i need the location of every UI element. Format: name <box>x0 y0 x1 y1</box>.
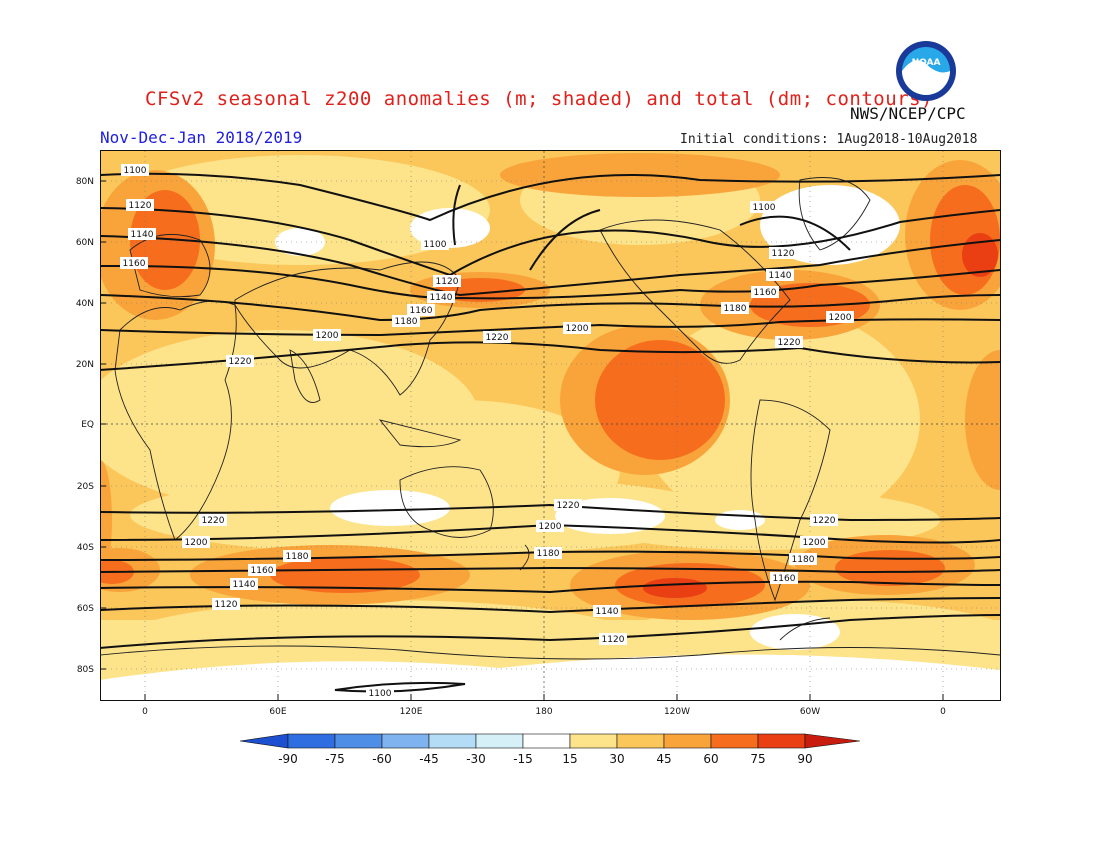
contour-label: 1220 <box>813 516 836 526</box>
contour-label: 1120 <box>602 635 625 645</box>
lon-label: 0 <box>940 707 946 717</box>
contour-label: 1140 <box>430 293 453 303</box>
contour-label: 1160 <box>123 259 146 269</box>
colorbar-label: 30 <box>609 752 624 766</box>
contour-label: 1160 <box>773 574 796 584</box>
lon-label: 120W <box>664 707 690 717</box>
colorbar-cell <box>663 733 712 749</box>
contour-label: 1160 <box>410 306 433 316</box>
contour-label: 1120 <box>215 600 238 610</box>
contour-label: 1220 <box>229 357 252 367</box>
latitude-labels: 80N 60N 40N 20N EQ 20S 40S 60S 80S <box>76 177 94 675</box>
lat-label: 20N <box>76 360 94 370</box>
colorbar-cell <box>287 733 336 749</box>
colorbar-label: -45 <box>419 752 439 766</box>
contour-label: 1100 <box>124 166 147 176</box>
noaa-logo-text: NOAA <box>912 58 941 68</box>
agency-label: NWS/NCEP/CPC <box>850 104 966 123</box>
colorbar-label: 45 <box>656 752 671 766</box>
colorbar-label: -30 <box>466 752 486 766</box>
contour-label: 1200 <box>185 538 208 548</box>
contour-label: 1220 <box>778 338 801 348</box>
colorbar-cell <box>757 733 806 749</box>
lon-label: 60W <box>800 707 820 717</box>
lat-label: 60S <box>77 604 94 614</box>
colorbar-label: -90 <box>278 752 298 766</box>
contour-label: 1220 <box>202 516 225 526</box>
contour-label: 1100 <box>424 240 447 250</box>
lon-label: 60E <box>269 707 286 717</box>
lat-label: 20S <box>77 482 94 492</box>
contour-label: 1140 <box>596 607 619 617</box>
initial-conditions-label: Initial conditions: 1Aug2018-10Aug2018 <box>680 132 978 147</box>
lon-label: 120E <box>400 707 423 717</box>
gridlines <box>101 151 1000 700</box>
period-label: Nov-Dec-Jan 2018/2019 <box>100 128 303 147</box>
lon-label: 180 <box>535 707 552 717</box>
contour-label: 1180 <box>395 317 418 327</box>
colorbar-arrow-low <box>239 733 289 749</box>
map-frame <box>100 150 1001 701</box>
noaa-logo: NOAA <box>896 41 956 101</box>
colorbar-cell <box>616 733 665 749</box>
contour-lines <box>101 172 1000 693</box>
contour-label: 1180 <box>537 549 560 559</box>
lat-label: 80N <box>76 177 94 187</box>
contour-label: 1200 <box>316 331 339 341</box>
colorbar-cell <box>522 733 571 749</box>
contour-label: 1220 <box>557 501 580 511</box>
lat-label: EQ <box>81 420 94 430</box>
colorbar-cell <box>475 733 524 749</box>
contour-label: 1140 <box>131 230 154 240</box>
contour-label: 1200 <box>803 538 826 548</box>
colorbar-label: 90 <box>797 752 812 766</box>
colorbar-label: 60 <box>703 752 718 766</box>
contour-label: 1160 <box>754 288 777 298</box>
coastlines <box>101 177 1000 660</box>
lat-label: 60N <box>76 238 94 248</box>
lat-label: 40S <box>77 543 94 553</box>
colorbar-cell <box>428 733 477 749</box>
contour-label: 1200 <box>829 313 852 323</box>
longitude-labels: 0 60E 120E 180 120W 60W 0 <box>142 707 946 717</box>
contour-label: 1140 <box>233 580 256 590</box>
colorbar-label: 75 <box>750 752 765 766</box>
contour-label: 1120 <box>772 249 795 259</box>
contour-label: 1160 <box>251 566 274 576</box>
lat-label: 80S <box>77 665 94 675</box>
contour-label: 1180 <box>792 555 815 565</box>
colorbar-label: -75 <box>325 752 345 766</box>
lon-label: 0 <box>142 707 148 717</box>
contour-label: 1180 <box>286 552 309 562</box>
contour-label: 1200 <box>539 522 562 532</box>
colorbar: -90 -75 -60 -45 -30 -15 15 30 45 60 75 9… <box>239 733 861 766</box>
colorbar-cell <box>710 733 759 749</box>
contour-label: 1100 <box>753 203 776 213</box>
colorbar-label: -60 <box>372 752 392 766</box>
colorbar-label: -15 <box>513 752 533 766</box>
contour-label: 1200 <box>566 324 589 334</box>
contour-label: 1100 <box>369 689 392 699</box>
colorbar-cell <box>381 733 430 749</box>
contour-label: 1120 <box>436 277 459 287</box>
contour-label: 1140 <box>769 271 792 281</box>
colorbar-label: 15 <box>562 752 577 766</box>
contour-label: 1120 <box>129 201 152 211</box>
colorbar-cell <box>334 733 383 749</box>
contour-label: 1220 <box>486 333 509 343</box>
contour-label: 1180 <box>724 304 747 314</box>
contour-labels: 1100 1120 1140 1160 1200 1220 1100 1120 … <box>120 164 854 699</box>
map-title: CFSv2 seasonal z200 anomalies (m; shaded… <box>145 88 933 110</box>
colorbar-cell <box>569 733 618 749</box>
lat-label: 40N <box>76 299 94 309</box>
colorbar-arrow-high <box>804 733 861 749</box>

· · ·

# [WHAT THIS TASK INVOLVES]
Copy every line of the listing above word for word, leaving out the pictures.

# [FINISHED ANSWER]
i need the location of every UI element. Format: name <box>x0 y0 x1 y1</box>.
contour-label: 1220 <box>813 516 836 526</box>
contour-label: 1120 <box>602 635 625 645</box>
lon-label: 0 <box>940 707 946 717</box>
contour-label: 1140 <box>430 293 453 303</box>
contour-label: 1160 <box>123 259 146 269</box>
colorbar-label: 30 <box>609 752 624 766</box>
contour-label: 1160 <box>773 574 796 584</box>
lon-label: 120W <box>664 707 690 717</box>
colorbar-cell <box>663 733 712 749</box>
contour-label: 1160 <box>410 306 433 316</box>
contour-label: 1120 <box>215 600 238 610</box>
contour-label: 1220 <box>229 357 252 367</box>
latitude-labels: 80N 60N 40N 20N EQ 20S 40S 60S 80S <box>76 177 94 675</box>
lat-label: 20N <box>76 360 94 370</box>
colorbar-cell <box>287 733 336 749</box>
colorbar-label: -45 <box>419 752 439 766</box>
contour-label: 1100 <box>124 166 147 176</box>
noaa-logo-text: NOAA <box>912 58 941 68</box>
agency-label: NWS/NCEP/CPC <box>850 104 966 123</box>
colorbar-label: 45 <box>656 752 671 766</box>
colorbar-label: -30 <box>466 752 486 766</box>
contour-label: 1200 <box>185 538 208 548</box>
contour-label: 1220 <box>778 338 801 348</box>
colorbar-cell <box>757 733 806 749</box>
lon-label: 60W <box>800 707 820 717</box>
lat-label: 60S <box>77 604 94 614</box>
colorbar-label: -90 <box>278 752 298 766</box>
contour-label: 1220 <box>202 516 225 526</box>
contour-label: 1100 <box>424 240 447 250</box>
lon-label: 60E <box>269 707 286 717</box>
lat-label: 20S <box>77 482 94 492</box>
contour-label: 1140 <box>596 607 619 617</box>
initial-conditions-label: Initial conditions: 1Aug2018-10Aug2018 <box>680 132 978 147</box>
lon-label: 120E <box>400 707 423 717</box>
gridlines <box>101 151 1000 700</box>
period-label: Nov-Dec-Jan 2018/2019 <box>100 128 303 147</box>
lon-label: 180 <box>535 707 552 717</box>
contour-label: 1180 <box>395 317 418 327</box>
colorbar-arrow-low <box>239 733 289 749</box>
map-frame <box>100 150 1001 701</box>
noaa-logo: NOAA <box>896 41 956 101</box>
colorbar-cell <box>616 733 665 749</box>
contour-lines <box>101 172 1000 693</box>
contour-label: 1180 <box>537 549 560 559</box>
lat-label: 80N <box>76 177 94 187</box>
contour-label: 1200 <box>316 331 339 341</box>
colorbar-cell <box>522 733 571 749</box>
contour-label: 1220 <box>557 501 580 511</box>
lat-label: EQ <box>81 420 94 430</box>
colorbar-cell <box>475 733 524 749</box>
contour-label: 1140 <box>131 230 154 240</box>
contour-label: 1200 <box>803 538 826 548</box>
colorbar-label: 90 <box>797 752 812 766</box>
colorbar-label: 60 <box>703 752 718 766</box>
contour-label: 1160 <box>754 288 777 298</box>
coastlines <box>101 177 1000 660</box>
lat-label: 60N <box>76 238 94 248</box>
lat-label: 40S <box>77 543 94 553</box>
colorbar-cell <box>428 733 477 749</box>
contour-label: 1200 <box>829 313 852 323</box>
longitude-labels: 0 60E 120E 180 120W 60W 0 <box>142 707 946 717</box>
contour-label: 1140 <box>233 580 256 590</box>
colorbar-label: 75 <box>750 752 765 766</box>
contour-label: 1120 <box>772 249 795 259</box>
contour-label: 1160 <box>251 566 274 576</box>
lat-label: 80S <box>77 665 94 675</box>
contour-label: 1180 <box>792 555 815 565</box>
colorbar-label: -75 <box>325 752 345 766</box>
lon-label: 0 <box>142 707 148 717</box>
contour-label: 1180 <box>286 552 309 562</box>
contour-label: 1200 <box>539 522 562 532</box>
colorbar: -90 -75 -60 -45 -30 -15 15 30 45 60 75 9… <box>239 733 861 766</box>
colorbar-cell <box>710 733 759 749</box>
contour-label: 1100 <box>753 203 776 213</box>
colorbar-label: -60 <box>372 752 392 766</box>
colorbar-label: -15 <box>513 752 533 766</box>
contour-label: 1200 <box>566 324 589 334</box>
contour-label: 1100 <box>369 689 392 699</box>
colorbar-cell <box>381 733 430 749</box>
contour-label: 1120 <box>436 277 459 287</box>
contour-label: 1140 <box>769 271 792 281</box>
colorbar-label: 15 <box>562 752 577 766</box>
contour-label: 1120 <box>129 201 152 211</box>
colorbar-cell <box>334 733 383 749</box>
contour-label: 1220 <box>486 333 509 343</box>
contour-label: 1180 <box>724 304 747 314</box>
contour-labels: 1100 1120 1140 1160 1200 1220 1100 1120 … <box>120 164 854 699</box>
map-title: CFSv2 seasonal z200 anomalies (m; shaded… <box>145 88 933 110</box>
colorbar-cell <box>569 733 618 749</box>
lat-label: 40N <box>76 299 94 309</box>
colorbar-arrow-high <box>804 733 861 749</box>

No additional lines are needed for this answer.